● **What the task asks**: Can you transcribe every record below exactly as it appears?

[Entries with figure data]

━━━━━━━━━━━━━━━━━━━━━━━━━━━━━━

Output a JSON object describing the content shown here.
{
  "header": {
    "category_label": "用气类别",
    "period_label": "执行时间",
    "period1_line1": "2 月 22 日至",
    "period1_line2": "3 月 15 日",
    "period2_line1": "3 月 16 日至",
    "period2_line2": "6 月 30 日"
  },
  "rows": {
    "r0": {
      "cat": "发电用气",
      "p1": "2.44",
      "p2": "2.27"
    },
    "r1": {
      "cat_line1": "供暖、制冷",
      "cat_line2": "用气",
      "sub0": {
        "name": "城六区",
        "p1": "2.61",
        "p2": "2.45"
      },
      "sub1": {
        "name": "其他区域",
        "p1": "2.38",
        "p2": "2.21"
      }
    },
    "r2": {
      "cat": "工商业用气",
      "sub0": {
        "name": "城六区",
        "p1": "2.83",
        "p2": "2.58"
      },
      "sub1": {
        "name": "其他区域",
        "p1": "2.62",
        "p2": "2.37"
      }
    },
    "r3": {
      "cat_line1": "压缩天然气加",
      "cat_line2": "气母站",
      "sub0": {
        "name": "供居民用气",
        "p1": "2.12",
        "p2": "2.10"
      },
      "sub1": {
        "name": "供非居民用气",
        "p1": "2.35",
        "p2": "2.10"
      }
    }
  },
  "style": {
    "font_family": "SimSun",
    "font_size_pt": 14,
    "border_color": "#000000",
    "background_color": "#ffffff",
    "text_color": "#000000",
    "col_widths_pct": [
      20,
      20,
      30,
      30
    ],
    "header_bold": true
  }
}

━━━━━━━━━━━━━━━━━━━━━━━━━━━━━━

● **Answer to the exercise**:
Output a JSON object describing the content shown here.
{
  "header": {
    "category_label": "用气类别",
    "period_label": "执行时间",
    "period1_line1": "2 月 22 日至",
    "period1_line2": "3 月 15 日",
    "period2_line1": "3 月 16 日至",
    "period2_line2": "6 月 30 日"
  },
  "rows": {
    "r0": {
      "cat": "发电用气",
      "p1": "2.44",
      "p2": "2.27"
    },
    "r1": {
      "cat_line1": "供暖、制冷",
      "cat_line2": "用气",
      "sub0": {
        "name": "城六区",
        "p1": "2.61",
        "p2": "2.45"
      },
      "sub1": {
        "name": "其他区域",
        "p1": "2.38",
        "p2": "2.21"
      }
    },
    "r2": {
      "cat": "工商业用气",
      "sub0": {
        "name": "城六区",
        "p1": "2.83",
        "p2": "2.58"
      },
      "sub1": {
        "name": "其他区域",
        "p1": "2.62",
        "p2": "2.37"
      }
    },
    "r3": {
      "cat_line1": "压缩天然气加",
      "cat_line2": "气母站",
      "sub0": {
        "name": "供居民用气",
        "p1": "2.12",
        "p2": "2.10"
      },
      "sub1": {
        "name": "供非居民用气",
        "p1": "2.35",
        "p2": "2.10"
      }
    }
  },
  "style": {
    "font_family": "SimSun",
    "font_size_pt": 14,
    "border_color": "#000000",
    "background_color": "#ffffff",
    "text_color": "#000000",
    "col_widths_pct": [
      20,
      20,
      30,
      30
    ],
    "header_bold": true
  }
}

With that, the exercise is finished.